___ Recorded data ___

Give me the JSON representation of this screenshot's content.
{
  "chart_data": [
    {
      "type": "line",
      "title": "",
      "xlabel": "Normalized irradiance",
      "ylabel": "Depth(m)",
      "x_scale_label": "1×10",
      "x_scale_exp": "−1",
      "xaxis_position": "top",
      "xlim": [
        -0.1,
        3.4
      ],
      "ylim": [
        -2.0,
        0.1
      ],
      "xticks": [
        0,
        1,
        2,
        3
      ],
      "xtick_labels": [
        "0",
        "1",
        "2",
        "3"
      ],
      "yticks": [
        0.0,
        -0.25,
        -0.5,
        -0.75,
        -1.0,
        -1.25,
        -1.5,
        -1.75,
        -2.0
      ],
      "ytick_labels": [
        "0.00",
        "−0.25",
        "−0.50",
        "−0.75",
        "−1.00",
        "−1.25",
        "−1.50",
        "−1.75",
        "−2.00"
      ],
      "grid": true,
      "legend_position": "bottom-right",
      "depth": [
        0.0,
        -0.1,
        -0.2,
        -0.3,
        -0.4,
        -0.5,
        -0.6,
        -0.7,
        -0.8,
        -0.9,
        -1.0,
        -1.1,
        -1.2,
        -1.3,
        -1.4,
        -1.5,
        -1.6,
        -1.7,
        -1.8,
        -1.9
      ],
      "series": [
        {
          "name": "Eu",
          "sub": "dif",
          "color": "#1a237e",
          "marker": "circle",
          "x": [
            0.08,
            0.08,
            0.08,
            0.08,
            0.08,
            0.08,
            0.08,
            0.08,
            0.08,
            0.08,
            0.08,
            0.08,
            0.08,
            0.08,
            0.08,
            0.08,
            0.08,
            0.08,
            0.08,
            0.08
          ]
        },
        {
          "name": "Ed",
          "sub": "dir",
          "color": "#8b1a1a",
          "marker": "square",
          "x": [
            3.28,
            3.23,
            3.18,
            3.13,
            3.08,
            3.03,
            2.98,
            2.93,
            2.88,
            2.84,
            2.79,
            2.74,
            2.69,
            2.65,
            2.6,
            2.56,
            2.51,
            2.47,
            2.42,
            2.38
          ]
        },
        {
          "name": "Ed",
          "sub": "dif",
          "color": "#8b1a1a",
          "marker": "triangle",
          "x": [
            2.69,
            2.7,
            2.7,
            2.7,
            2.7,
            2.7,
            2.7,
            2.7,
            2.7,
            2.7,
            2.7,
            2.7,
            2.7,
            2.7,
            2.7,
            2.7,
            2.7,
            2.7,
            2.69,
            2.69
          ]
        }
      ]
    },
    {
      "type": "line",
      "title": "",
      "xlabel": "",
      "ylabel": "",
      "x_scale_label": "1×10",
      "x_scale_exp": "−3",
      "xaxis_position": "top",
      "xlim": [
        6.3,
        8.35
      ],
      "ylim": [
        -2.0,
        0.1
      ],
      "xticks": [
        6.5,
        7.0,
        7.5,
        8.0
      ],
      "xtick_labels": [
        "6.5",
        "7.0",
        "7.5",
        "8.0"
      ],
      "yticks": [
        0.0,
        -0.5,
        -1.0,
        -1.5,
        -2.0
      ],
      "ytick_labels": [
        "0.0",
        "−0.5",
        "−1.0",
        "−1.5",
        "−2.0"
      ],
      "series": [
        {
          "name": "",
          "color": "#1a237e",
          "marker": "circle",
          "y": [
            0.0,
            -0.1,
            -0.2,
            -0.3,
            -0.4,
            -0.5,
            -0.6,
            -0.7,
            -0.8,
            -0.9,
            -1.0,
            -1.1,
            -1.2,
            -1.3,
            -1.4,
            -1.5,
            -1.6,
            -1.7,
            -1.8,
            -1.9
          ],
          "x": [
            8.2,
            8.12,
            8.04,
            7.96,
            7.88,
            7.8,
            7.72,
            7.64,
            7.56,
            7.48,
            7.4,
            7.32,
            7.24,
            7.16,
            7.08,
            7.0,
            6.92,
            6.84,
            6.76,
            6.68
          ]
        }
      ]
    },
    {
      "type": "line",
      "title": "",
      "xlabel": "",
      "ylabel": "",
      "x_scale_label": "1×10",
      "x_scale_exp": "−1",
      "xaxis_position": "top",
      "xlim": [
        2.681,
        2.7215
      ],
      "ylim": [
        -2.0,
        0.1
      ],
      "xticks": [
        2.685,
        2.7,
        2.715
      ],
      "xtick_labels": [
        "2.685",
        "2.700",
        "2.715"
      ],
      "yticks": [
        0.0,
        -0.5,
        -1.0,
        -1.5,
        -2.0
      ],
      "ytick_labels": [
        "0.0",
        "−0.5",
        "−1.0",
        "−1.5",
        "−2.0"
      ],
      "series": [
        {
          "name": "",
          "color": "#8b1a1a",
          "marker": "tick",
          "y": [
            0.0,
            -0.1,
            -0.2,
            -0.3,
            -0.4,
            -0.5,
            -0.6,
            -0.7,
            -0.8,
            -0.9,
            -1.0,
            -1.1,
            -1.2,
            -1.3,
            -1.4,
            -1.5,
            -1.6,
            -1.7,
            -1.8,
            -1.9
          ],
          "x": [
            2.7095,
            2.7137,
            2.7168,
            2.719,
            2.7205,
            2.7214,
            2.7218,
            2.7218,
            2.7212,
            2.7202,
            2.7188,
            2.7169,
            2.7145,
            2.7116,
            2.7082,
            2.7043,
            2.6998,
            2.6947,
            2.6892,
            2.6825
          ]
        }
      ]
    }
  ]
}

___

Task details
Copy out the whole listing, exactly as written.

Answer to the problem
Give me the JSON representation of this screenshot's content.
{
  "chart_data": [
    {
      "type": "line",
      "title": "",
      "xlabel": "Normalized irradiance",
      "ylabel": "Depth(m)",
      "x_scale_label": "1×10",
      "x_scale_exp": "−1",
      "xaxis_position": "top",
      "xlim": [
        -0.1,
        3.4
      ],
      "ylim": [
        -2.0,
        0.1
      ],
      "xticks": [
        0,
        1,
        2,
        3
      ],
      "xtick_labels": [
        "0",
        "1",
        "2",
        "3"
      ],
      "yticks": [
        0.0,
        -0.25,
        -0.5,
        -0.75,
        -1.0,
        -1.25,
        -1.5,
        -1.75,
        -2.0
      ],
      "ytick_labels": [
        "0.00",
        "−0.25",
        "−0.50",
        "−0.75",
        "−1.00",
        "−1.25",
        "−1.50",
        "−1.75",
        "−2.00"
      ],
      "grid": true,
      "legend_position": "bottom-right",
      "depth": [
        0.0,
        -0.1,
        -0.2,
        -0.3,
        -0.4,
        -0.5,
        -0.6,
        -0.7,
        -0.8,
        -0.9,
        -1.0,
        -1.1,
        -1.2,
        -1.3,
        -1.4,
        -1.5,
        -1.6,
        -1.7,
        -1.8,
        -1.9
      ],
      "series": [
        {
          "name": "Eu",
          "sub": "dif",
          "color": "#1a237e",
          "marker": "circle",
          "x": [
            0.08,
            0.08,
            0.08,
            0.08,
            0.08,
            0.08,
            0.08,
            0.08,
            0.08,
            0.08,
            0.08,
            0.08,
            0.08,
            0.08,
            0.08,
            0.08,
            0.08,
            0.08,
            0.08,
            0.08
          ]
        },
        {
          "name": "Ed",
          "sub": "dir",
          "color": "#8b1a1a",
          "marker": "square",
          "x": [
            3.28,
            3.23,
            3.18,
            3.13,
            3.08,
            3.03,
            2.98,
            2.93,
            2.88,
            2.84,
            2.79,
            2.74,
            2.69,
            2.65,
            2.6,
            2.56,
            2.51,
            2.47,
            2.42,
            2.38
          ]
        },
        {
          "name": "Ed",
          "sub": "dif",
          "color": "#8b1a1a",
          "marker": "triangle",
          "x": [
            2.69,
            2.7,
            2.7,
            2.7,
            2.7,
            2.7,
            2.7,
            2.7,
            2.7,
            2.7,
            2.7,
            2.7,
            2.7,
            2.7,
            2.7,
            2.7,
            2.7,
            2.7,
            2.69,
            2.69
          ]
        }
      ]
    },
    {
      "type": "line",
      "title": "",
      "xlabel": "",
      "ylabel": "",
      "x_scale_label": "1×10",
      "x_scale_exp": "−3",
      "xaxis_position": "top",
      "xlim": [
        6.3,
        8.35
      ],
      "ylim": [
        -2.0,
        0.1
      ],
      "xticks": [
        6.5,
        7.0,
        7.5,
        8.0
      ],
      "xtick_labels": [
        "6.5",
        "7.0",
        "7.5",
        "8.0"
      ],
      "yticks": [
        0.0,
        -0.5,
        -1.0,
        -1.5,
        -2.0
      ],
      "ytick_labels": [
        "0.0",
        "−0.5",
        "−1.0",
        "−1.5",
        "−2.0"
      ],
      "series": [
        {
          "name": "",
          "color": "#1a237e",
          "marker": "circle",
          "y": [
            0.0,
            -0.1,
            -0.2,
            -0.3,
            -0.4,
            -0.5,
            -0.6,
            -0.7,
            -0.8,
            -0.9,
            -1.0,
            -1.1,
            -1.2,
            -1.3,
            -1.4,
            -1.5,
            -1.6,
            -1.7,
            -1.8,
            -1.9
          ],
          "x": [
            8.2,
            8.12,
            8.04,
            7.96,
            7.88,
            7.8,
            7.72,
            7.64,
            7.56,
            7.48,
            7.4,
            7.32,
            7.24,
            7.16,
            7.08,
            7.0,
            6.92,
            6.84,
            6.76,
            6.68
          ]
        }
      ]
    },
    {
      "type": "line",
      "title": "",
      "xlabel": "",
      "ylabel": "",
      "x_scale_label": "1×10",
      "x_scale_exp": "−1",
      "xaxis_position": "top",
      "xlim": [
        2.681,
        2.7215
      ],
      "ylim": [
        -2.0,
        0.1
      ],
      "xticks": [
        2.685,
        2.7,
        2.715
      ],
      "xtick_labels": [
        "2.685",
        "2.700",
        "2.715"
      ],
      "yticks": [
        0.0,
        -0.5,
        -1.0,
        -1.5,
        -2.0
      ],
      "ytick_labels": [
        "0.0",
        "−0.5",
        "−1.0",
        "−1.5",
        "−2.0"
      ],
      "series": [
        {
          "name": "",
          "color": "#8b1a1a",
          "marker": "tick",
          "y": [
            0.0,
            -0.1,
            -0.2,
            -0.3,
            -0.4,
            -0.5,
            -0.6,
            -0.7,
            -0.8,
            -0.9,
            -1.0,
            -1.1,
            -1.2,
            -1.3,
            -1.4,
            -1.5,
            -1.6,
            -1.7,
            -1.8,
            -1.9
          ],
          "x": [
            2.7095,
            2.7137,
            2.7168,
            2.719,
            2.7205,
            2.7214,
            2.7218,
            2.7218,
            2.7212,
            2.7202,
            2.7188,
            2.7169,
            2.7145,
            2.7116,
            2.7082,
            2.7043,
            2.6998,
            2.6947,
            2.6892,
            2.6825
          ]
        }
      ]
    }
  ]
}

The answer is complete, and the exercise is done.